Requirements:
Copy each line below in which the word "older" occurs.

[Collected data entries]
_ _ _ _ _

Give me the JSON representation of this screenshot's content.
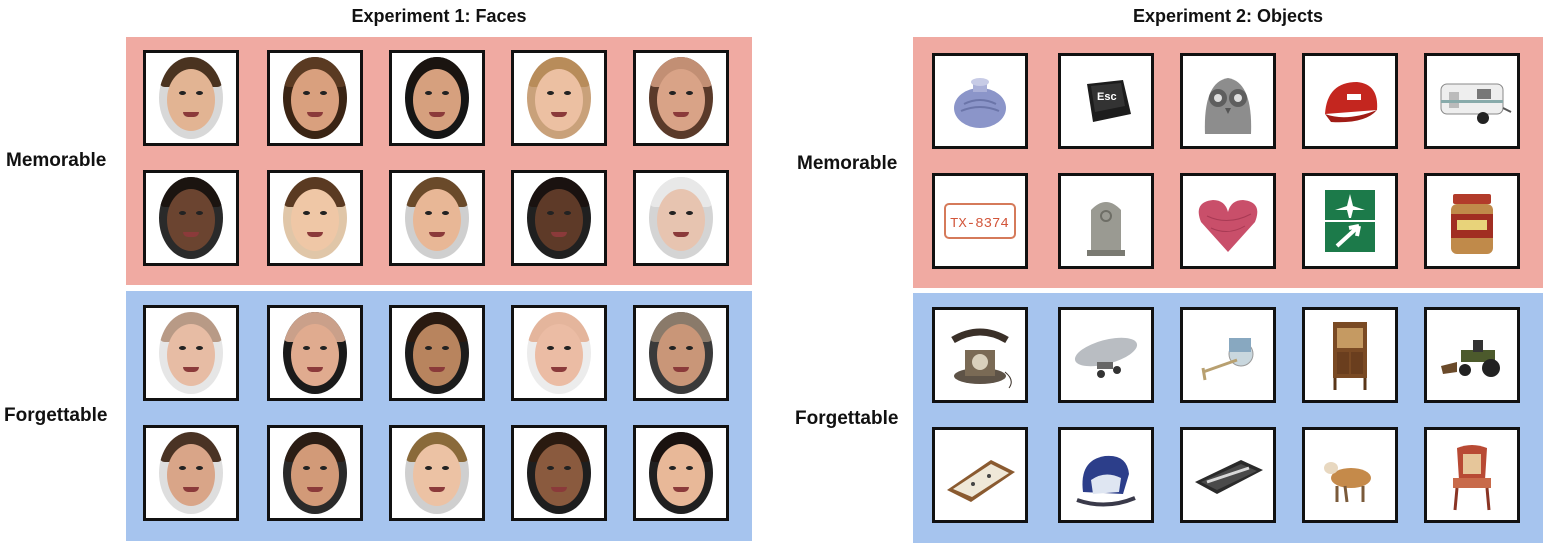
{
  "experiment1": {
    "title": "Experiment 1: Faces",
    "memorable_label": "Memorable",
    "forgettable_label": "Forgettable",
    "memorable": [
      {
        "name": "face-young-man-dark-hair",
        "skin": "#e2b493",
        "hair": "#4a3320",
        "bg": "#d8d8d8"
      },
      {
        "name": "face-bearded-man",
        "skin": "#d9a07e",
        "hair": "#5a3a22",
        "bg": "#3a2414"
      },
      {
        "name": "face-woman-dark-hair",
        "skin": "#d6a07e",
        "hair": "#1a1410",
        "bg": "#151515"
      },
      {
        "name": "face-blonde-woman-frown",
        "skin": "#ecc0a2",
        "hair": "#b88c5a",
        "bg": "#c9a17a"
      },
      {
        "name": "face-bald-older-man",
        "skin": "#d9a387",
        "hair": "#c28f74",
        "bg": "#5a3a2a"
      },
      {
        "name": "face-dark-skinned-man",
        "skin": "#6b4430",
        "hair": "#1b1410",
        "bg": "#2a2a2a"
      },
      {
        "name": "face-asian-woman-smiling",
        "skin": "#efc7a6",
        "hair": "#5a3a22",
        "bg": "#e0c6a8"
      },
      {
        "name": "face-young-man-smiling",
        "skin": "#e8b796",
        "hair": "#6a4a2a",
        "bg": "#cfcfcf"
      },
      {
        "name": "face-dark-skinned-woman",
        "skin": "#5e3a28",
        "hair": "#1a1210",
        "bg": "#202020"
      },
      {
        "name": "face-elderly-man-white-hair",
        "skin": "#e7c4b0",
        "hair": "#e8e8e8",
        "bg": "#d4d4d4"
      }
    ],
    "forgettable": [
      {
        "name": "face-man-plain",
        "skin": "#e7bca4",
        "hair": "#b89a86",
        "bg": "#e6e6e6"
      },
      {
        "name": "face-man-smiling-shaved",
        "skin": "#e0ab8f",
        "hair": "#caa08a",
        "bg": "#1a1a1a"
      },
      {
        "name": "face-woman-slicked-hair",
        "skin": "#b8845e",
        "hair": "#2a1a10",
        "bg": "#1c1c1c"
      },
      {
        "name": "face-bald-man-goatee",
        "skin": "#ebbca4",
        "hair": "#e4b59c",
        "bg": "#ececec"
      },
      {
        "name": "face-older-man-smiling",
        "skin": "#c99678",
        "hair": "#8a7a6a",
        "bg": "#3a3a3a"
      },
      {
        "name": "face-man-stubble",
        "skin": "#d9a588",
        "hair": "#4a3324",
        "bg": "#dedede"
      },
      {
        "name": "face-man-dark-hair-beard",
        "skin": "#d29a78",
        "hair": "#2b1d14",
        "bg": "#2a2a2a"
      },
      {
        "name": "face-young-man-blond",
        "skin": "#ecc2a4",
        "hair": "#8a6a3a",
        "bg": "#cfcfcf"
      },
      {
        "name": "face-woman-curly-hair",
        "skin": "#8a5a3e",
        "hair": "#2a1a10",
        "bg": "#1e1e1e"
      },
      {
        "name": "face-woman-dark-hair-smiling",
        "skin": "#e8b898",
        "hair": "#1a1210",
        "bg": "#202020"
      }
    ]
  },
  "experiment2": {
    "title": "Experiment 2: Objects",
    "memorable_label": "Memorable",
    "forgettable_label": "Forgettable",
    "memorable": [
      {
        "name": "hot-water-bottle-image"
      },
      {
        "name": "esc-key-image",
        "text": "Esc"
      },
      {
        "name": "owl-stone-image"
      },
      {
        "name": "red-cap-image"
      },
      {
        "name": "trailer-image"
      },
      {
        "name": "license-plate-image",
        "text": "TX-8374"
      },
      {
        "name": "tombstone-image"
      },
      {
        "name": "yarn-heart-image"
      },
      {
        "name": "airport-sign-image"
      },
      {
        "name": "peanut-butter-jar-image"
      }
    ],
    "forgettable": [
      {
        "name": "antique-telephone-image"
      },
      {
        "name": "airship-toy-image"
      },
      {
        "name": "toy-chariot-image"
      },
      {
        "name": "wooden-cabinet-image"
      },
      {
        "name": "toy-tractor-image"
      },
      {
        "name": "framed-tray-image"
      },
      {
        "name": "baby-car-seat-image"
      },
      {
        "name": "flute-case-image"
      },
      {
        "name": "toy-goat-image"
      },
      {
        "name": "ornate-chair-image"
      }
    ]
  }
}
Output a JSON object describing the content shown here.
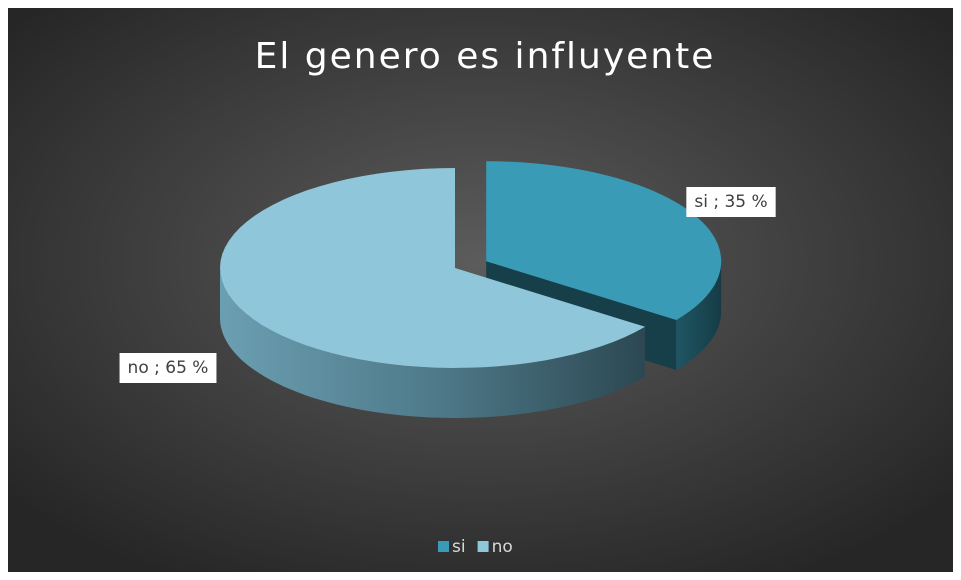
{
  "chart_data": {
    "type": "pie",
    "title": "El genero es influyente",
    "categories": [
      "si",
      "no"
    ],
    "values": [
      35,
      65
    ],
    "value_labels": [
      "si ; 35 %",
      "no ; 65 %"
    ],
    "colors": [
      "#3a9bb6",
      "#8fc6da"
    ],
    "legend": "bottom"
  }
}
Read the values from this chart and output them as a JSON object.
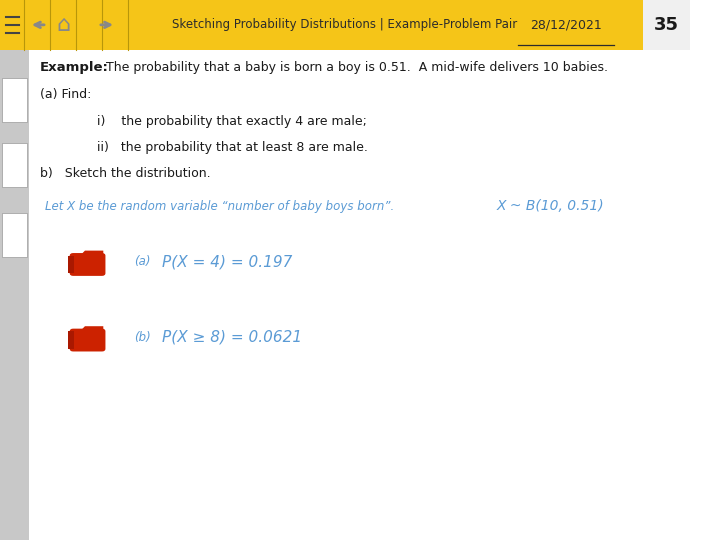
{
  "title": "Sketching Probability Distributions | Example-Problem Pair",
  "date": "28/12/2021",
  "slide_number": "35",
  "header_bg": "#f5c518",
  "header_text_color": "#2c2c2c",
  "body_bg": "#ffffff",
  "body_text_color": "#1a1a1a",
  "answer_text_color": "#5b9bd5",
  "left_panel_bg": "#c8c8c8",
  "answer_dist": "X ~ B(10, 0.51)"
}
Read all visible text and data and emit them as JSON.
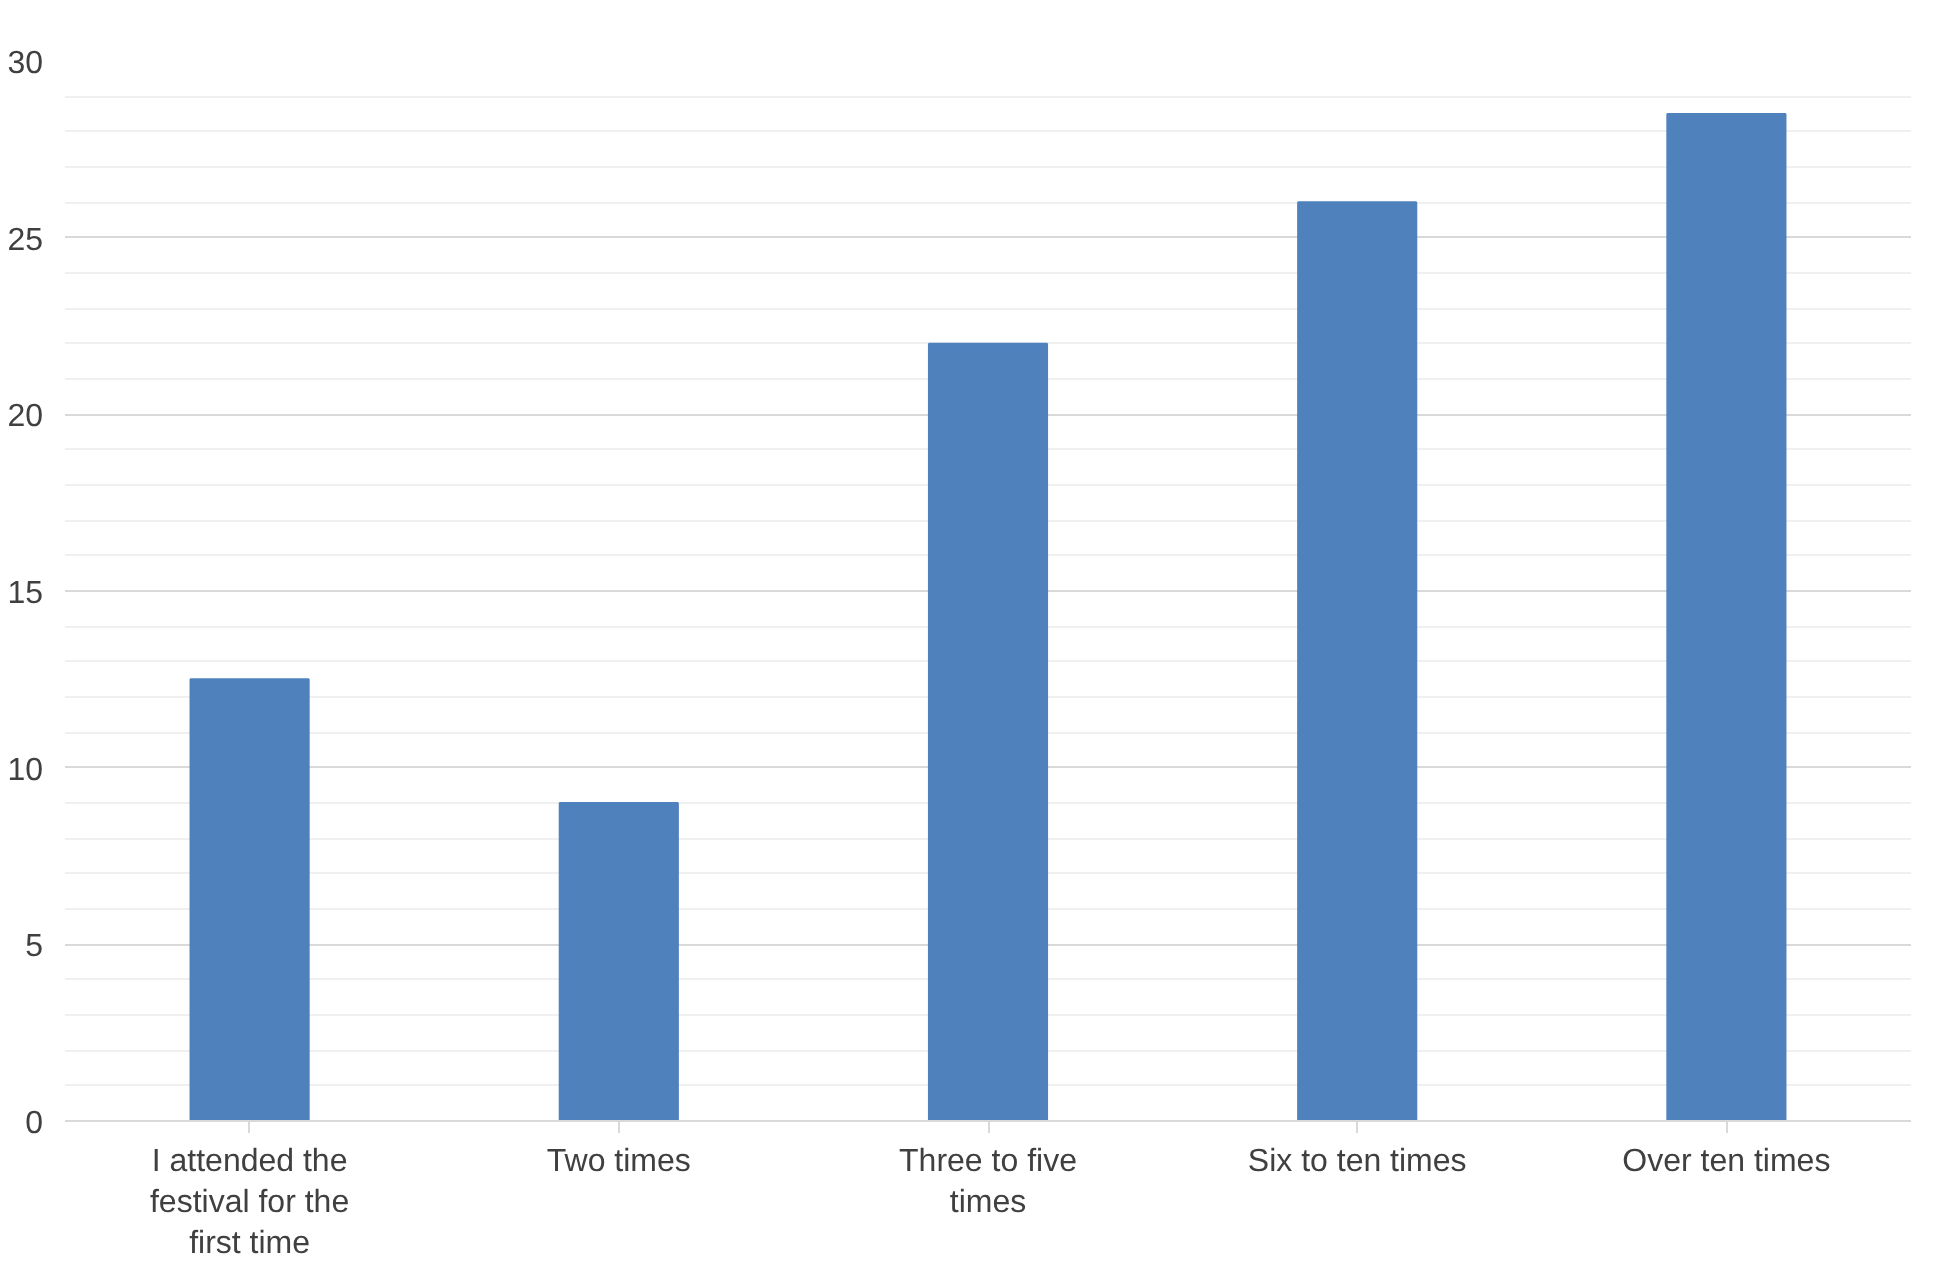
{
  "chart_data": {
    "type": "bar",
    "categories": [
      "I attended the festival for the first time",
      "Two times",
      "Three to five times",
      "Six to ten times",
      "Over ten times"
    ],
    "values": [
      12.5,
      9,
      22,
      26,
      28.5
    ],
    "color": "#4f81bd",
    "ylim": [
      0,
      30
    ],
    "yticks": [
      0,
      5,
      10,
      15,
      20,
      25,
      30
    ],
    "grid": "y"
  }
}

_ _ _ _ _

Exercise solution:
        "name": "face-bald-older-man",
        "name": "face-older-man-smiling",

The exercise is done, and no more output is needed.